* STATED GOAL *
Return the records that follow unaltered. Omit every picture.

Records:
· · · · ·

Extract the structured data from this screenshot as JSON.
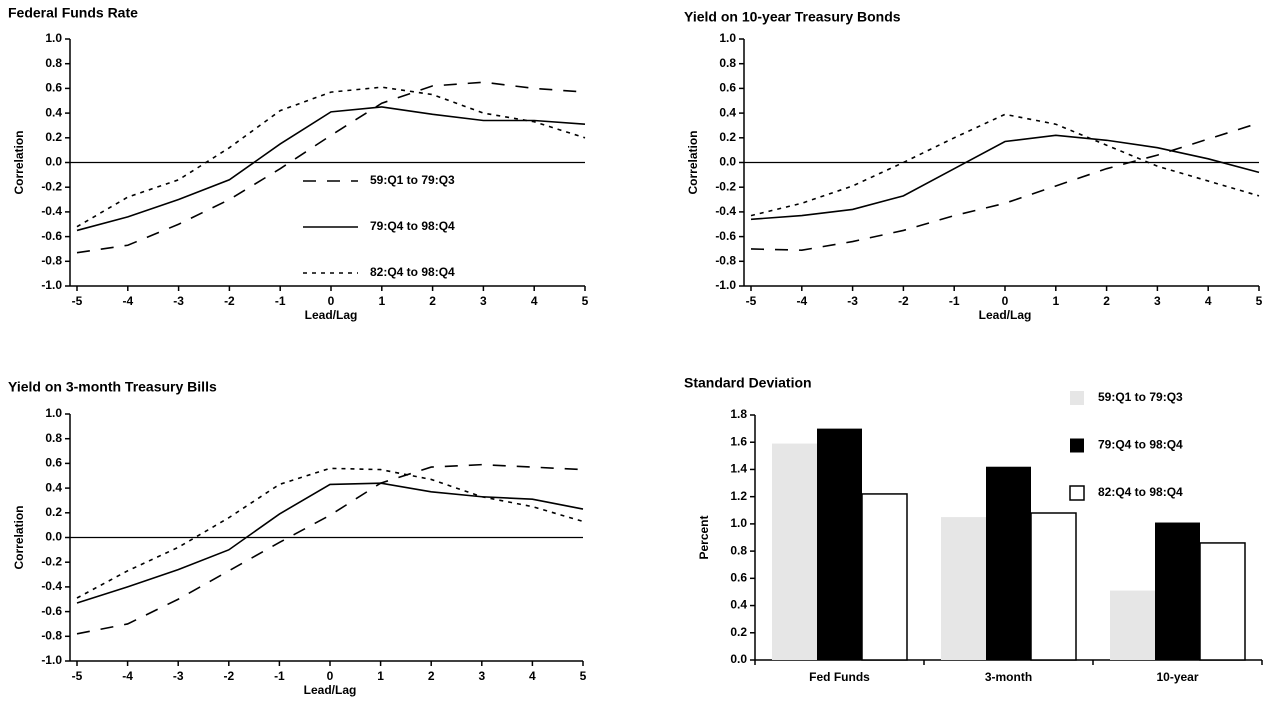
{
  "chart_data": [
    {
      "type": "line",
      "title": "Federal Funds Rate",
      "xlabel": "Lead/Lag",
      "ylabel": "Correlation",
      "x": [
        -5,
        -4,
        -3,
        -2,
        -1,
        0,
        1,
        2,
        3,
        4,
        5
      ],
      "xlim": [
        -5,
        5
      ],
      "xticks": [
        -5,
        -4,
        -3,
        -2,
        -1,
        0,
        1,
        2,
        3,
        4,
        5
      ],
      "ylim": [
        -1,
        1
      ],
      "yticks": [
        {
          "value": -1,
          "label": "-1.0"
        },
        -0.8,
        -0.6,
        -0.4,
        -0.2,
        {
          "value": 0,
          "label": "0.0"
        },
        0.2,
        0.4,
        0.6,
        0.8,
        {
          "value": 1,
          "label": "1.0"
        }
      ],
      "zero_line": true,
      "legend": "lower-center",
      "series": [
        {
          "name": "59:Q1 to 79:Q3",
          "color": "#000000",
          "style": "dashed",
          "values": [
            -0.73,
            -0.67,
            -0.5,
            -0.3,
            -0.05,
            0.22,
            0.48,
            0.62,
            0.65,
            0.6,
            0.57
          ]
        },
        {
          "name": "79:Q4 to 98:Q4",
          "color": "#000000",
          "style": "solid",
          "values": [
            -0.55,
            -0.44,
            -0.3,
            -0.14,
            0.15,
            0.41,
            0.45,
            0.39,
            0.34,
            0.34,
            0.31
          ]
        },
        {
          "name": "82:Q4 to 98:Q4",
          "color": "#000000",
          "style": "dotted",
          "values": [
            -0.52,
            -0.28,
            -0.14,
            0.12,
            0.42,
            0.57,
            0.61,
            0.55,
            0.4,
            0.33,
            0.2
          ]
        }
      ]
    },
    {
      "type": "line",
      "title": "Yield on 10-year Treasury Bonds",
      "xlabel": "Lead/Lag",
      "ylabel": "Correlation",
      "x": [
        -5,
        -4,
        -3,
        -2,
        -1,
        0,
        1,
        2,
        3,
        4,
        5
      ],
      "xlim": [
        -5,
        5
      ],
      "xticks": [
        -5,
        -4,
        -3,
        -2,
        -1,
        0,
        1,
        2,
        3,
        4,
        5
      ],
      "ylim": [
        -1,
        1
      ],
      "yticks": [
        {
          "value": -1,
          "label": "-1.0"
        },
        -0.8,
        -0.6,
        -0.4,
        -0.2,
        {
          "value": 0,
          "label": "0.0"
        },
        0.2,
        0.4,
        0.6,
        0.8,
        {
          "value": 1,
          "label": "1.0"
        }
      ],
      "zero_line": true,
      "series": [
        {
          "color": "#000000",
          "style": "dashed",
          "values": [
            -0.7,
            -0.71,
            -0.64,
            -0.55,
            -0.43,
            -0.33,
            -0.19,
            -0.05,
            0.06,
            0.19,
            0.32
          ]
        },
        {
          "color": "#000000",
          "style": "solid",
          "values": [
            -0.46,
            -0.43,
            -0.38,
            -0.27,
            -0.05,
            0.17,
            0.22,
            0.18,
            0.12,
            0.03,
            -0.08
          ]
        },
        {
          "color": "#000000",
          "style": "dotted",
          "values": [
            -0.43,
            -0.33,
            -0.19,
            0.0,
            0.2,
            0.39,
            0.31,
            0.14,
            -0.03,
            -0.15,
            -0.27
          ]
        }
      ]
    },
    {
      "type": "line",
      "title": "Yield on 3-month Treasury Bills",
      "xlabel": "Lead/Lag",
      "ylabel": "Correlation",
      "x": [
        -5,
        -4,
        -3,
        -2,
        -1,
        0,
        1,
        2,
        3,
        4,
        5
      ],
      "xlim": [
        -5,
        5
      ],
      "xticks": [
        -5,
        -4,
        -3,
        -2,
        -1,
        0,
        1,
        2,
        3,
        4,
        5
      ],
      "ylim": [
        -1,
        1
      ],
      "yticks": [
        {
          "value": -1,
          "label": "-1.0"
        },
        -0.8,
        -0.6,
        -0.4,
        -0.2,
        {
          "value": 0,
          "label": "0.0"
        },
        0.2,
        0.4,
        0.6,
        0.8,
        {
          "value": 1,
          "label": "1.0"
        }
      ],
      "zero_line": true,
      "series": [
        {
          "color": "#000000",
          "style": "dashed",
          "values": [
            -0.78,
            -0.7,
            -0.5,
            -0.27,
            -0.04,
            0.18,
            0.44,
            0.57,
            0.59,
            0.57,
            0.55
          ]
        },
        {
          "color": "#000000",
          "style": "solid",
          "values": [
            -0.53,
            -0.4,
            -0.26,
            -0.1,
            0.19,
            0.43,
            0.44,
            0.37,
            0.33,
            0.31,
            0.23
          ]
        },
        {
          "color": "#000000",
          "style": "dotted",
          "values": [
            -0.49,
            -0.27,
            -0.08,
            0.16,
            0.43,
            0.56,
            0.55,
            0.47,
            0.33,
            0.25,
            0.13
          ]
        }
      ]
    },
    {
      "type": "bar",
      "title": "Standard Deviation",
      "ylabel": "Percent",
      "categories": [
        "Fed Funds",
        "3-month",
        "10-year"
      ],
      "ylim": [
        0,
        1.8
      ],
      "yticks": [
        {
          "value": 0,
          "label": "0.0"
        },
        0.2,
        0.4,
        0.6,
        0.8,
        {
          "value": 1,
          "label": "1.0"
        },
        1.2,
        1.4,
        1.6,
        1.8
      ],
      "legend": "upper-right",
      "series": [
        {
          "name": "59:Q1 to 79:Q3",
          "color": "#e6e6e6",
          "values": [
            1.59,
            1.05,
            0.51
          ]
        },
        {
          "name": "79:Q4 to 98:Q4",
          "color": "#000000",
          "values": [
            1.7,
            1.42,
            1.01
          ]
        },
        {
          "name": "82:Q4 to 98:Q4",
          "color": "#ffffff",
          "values": [
            1.22,
            1.08,
            0.86
          ]
        }
      ]
    }
  ]
}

· · · · ·

* RESULT FOR THIS TASK *
Extract the structured data from this screenshot as JSON.
{
  "chart_data": [
    {
      "type": "line",
      "title": "Federal Funds Rate",
      "xlabel": "Lead/Lag",
      "ylabel": "Correlation",
      "x": [
        -5,
        -4,
        -3,
        -2,
        -1,
        0,
        1,
        2,
        3,
        4,
        5
      ],
      "xlim": [
        -5,
        5
      ],
      "xticks": [
        -5,
        -4,
        -3,
        -2,
        -1,
        0,
        1,
        2,
        3,
        4,
        5
      ],
      "ylim": [
        -1,
        1
      ],
      "yticks": [
        {
          "value": -1,
          "label": "-1.0"
        },
        -0.8,
        -0.6,
        -0.4,
        -0.2,
        {
          "value": 0,
          "label": "0.0"
        },
        0.2,
        0.4,
        0.6,
        0.8,
        {
          "value": 1,
          "label": "1.0"
        }
      ],
      "zero_line": true,
      "legend": "lower-center",
      "series": [
        {
          "name": "59:Q1 to 79:Q3",
          "color": "#000000",
          "style": "dashed",
          "values": [
            -0.73,
            -0.67,
            -0.5,
            -0.3,
            -0.05,
            0.22,
            0.48,
            0.62,
            0.65,
            0.6,
            0.57
          ]
        },
        {
          "name": "79:Q4 to 98:Q4",
          "color": "#000000",
          "style": "solid",
          "values": [
            -0.55,
            -0.44,
            -0.3,
            -0.14,
            0.15,
            0.41,
            0.45,
            0.39,
            0.34,
            0.34,
            0.31
          ]
        },
        {
          "name": "82:Q4 to 98:Q4",
          "color": "#000000",
          "style": "dotted",
          "values": [
            -0.52,
            -0.28,
            -0.14,
            0.12,
            0.42,
            0.57,
            0.61,
            0.55,
            0.4,
            0.33,
            0.2
          ]
        }
      ]
    },
    {
      "type": "line",
      "title": "Yield on 10-year Treasury Bonds",
      "xlabel": "Lead/Lag",
      "ylabel": "Correlation",
      "x": [
        -5,
        -4,
        -3,
        -2,
        -1,
        0,
        1,
        2,
        3,
        4,
        5
      ],
      "xlim": [
        -5,
        5
      ],
      "xticks": [
        -5,
        -4,
        -3,
        -2,
        -1,
        0,
        1,
        2,
        3,
        4,
        5
      ],
      "ylim": [
        -1,
        1
      ],
      "yticks": [
        {
          "value": -1,
          "label": "-1.0"
        },
        -0.8,
        -0.6,
        -0.4,
        -0.2,
        {
          "value": 0,
          "label": "0.0"
        },
        0.2,
        0.4,
        0.6,
        0.8,
        {
          "value": 1,
          "label": "1.0"
        }
      ],
      "zero_line": true,
      "series": [
        {
          "color": "#000000",
          "style": "dashed",
          "values": [
            -0.7,
            -0.71,
            -0.64,
            -0.55,
            -0.43,
            -0.33,
            -0.19,
            -0.05,
            0.06,
            0.19,
            0.32
          ]
        },
        {
          "color": "#000000",
          "style": "solid",
          "values": [
            -0.46,
            -0.43,
            -0.38,
            -0.27,
            -0.05,
            0.17,
            0.22,
            0.18,
            0.12,
            0.03,
            -0.08
          ]
        },
        {
          "color": "#000000",
          "style": "dotted",
          "values": [
            -0.43,
            -0.33,
            -0.19,
            0.0,
            0.2,
            0.39,
            0.31,
            0.14,
            -0.03,
            -0.15,
            -0.27
          ]
        }
      ]
    },
    {
      "type": "line",
      "title": "Yield on 3-month Treasury Bills",
      "xlabel": "Lead/Lag",
      "ylabel": "Correlation",
      "x": [
        -5,
        -4,
        -3,
        -2,
        -1,
        0,
        1,
        2,
        3,
        4,
        5
      ],
      "xlim": [
        -5,
        5
      ],
      "xticks": [
        -5,
        -4,
        -3,
        -2,
        -1,
        0,
        1,
        2,
        3,
        4,
        5
      ],
      "ylim": [
        -1,
        1
      ],
      "yticks": [
        {
          "value": -1,
          "label": "-1.0"
        },
        -0.8,
        -0.6,
        -0.4,
        -0.2,
        {
          "value": 0,
          "label": "0.0"
        },
        0.2,
        0.4,
        0.6,
        0.8,
        {
          "value": 1,
          "label": "1.0"
        }
      ],
      "zero_line": true,
      "series": [
        {
          "color": "#000000",
          "style": "dashed",
          "values": [
            -0.78,
            -0.7,
            -0.5,
            -0.27,
            -0.04,
            0.18,
            0.44,
            0.57,
            0.59,
            0.57,
            0.55
          ]
        },
        {
          "color": "#000000",
          "style": "solid",
          "values": [
            -0.53,
            -0.4,
            -0.26,
            -0.1,
            0.19,
            0.43,
            0.44,
            0.37,
            0.33,
            0.31,
            0.23
          ]
        },
        {
          "color": "#000000",
          "style": "dotted",
          "values": [
            -0.49,
            -0.27,
            -0.08,
            0.16,
            0.43,
            0.56,
            0.55,
            0.47,
            0.33,
            0.25,
            0.13
          ]
        }
      ]
    },
    {
      "type": "bar",
      "title": "Standard Deviation",
      "ylabel": "Percent",
      "categories": [
        "Fed Funds",
        "3-month",
        "10-year"
      ],
      "ylim": [
        0,
        1.8
      ],
      "yticks": [
        {
          "value": 0,
          "label": "0.0"
        },
        0.2,
        0.4,
        0.6,
        0.8,
        {
          "value": 1,
          "label": "1.0"
        },
        1.2,
        1.4,
        1.6,
        1.8
      ],
      "legend": "upper-right",
      "series": [
        {
          "name": "59:Q1 to 79:Q3",
          "color": "#e6e6e6",
          "values": [
            1.59,
            1.05,
            0.51
          ]
        },
        {
          "name": "79:Q4 to 98:Q4",
          "color": "#000000",
          "values": [
            1.7,
            1.42,
            1.01
          ]
        },
        {
          "name": "82:Q4 to 98:Q4",
          "color": "#ffffff",
          "values": [
            1.22,
            1.08,
            0.86
          ]
        }
      ]
    }
  ]
}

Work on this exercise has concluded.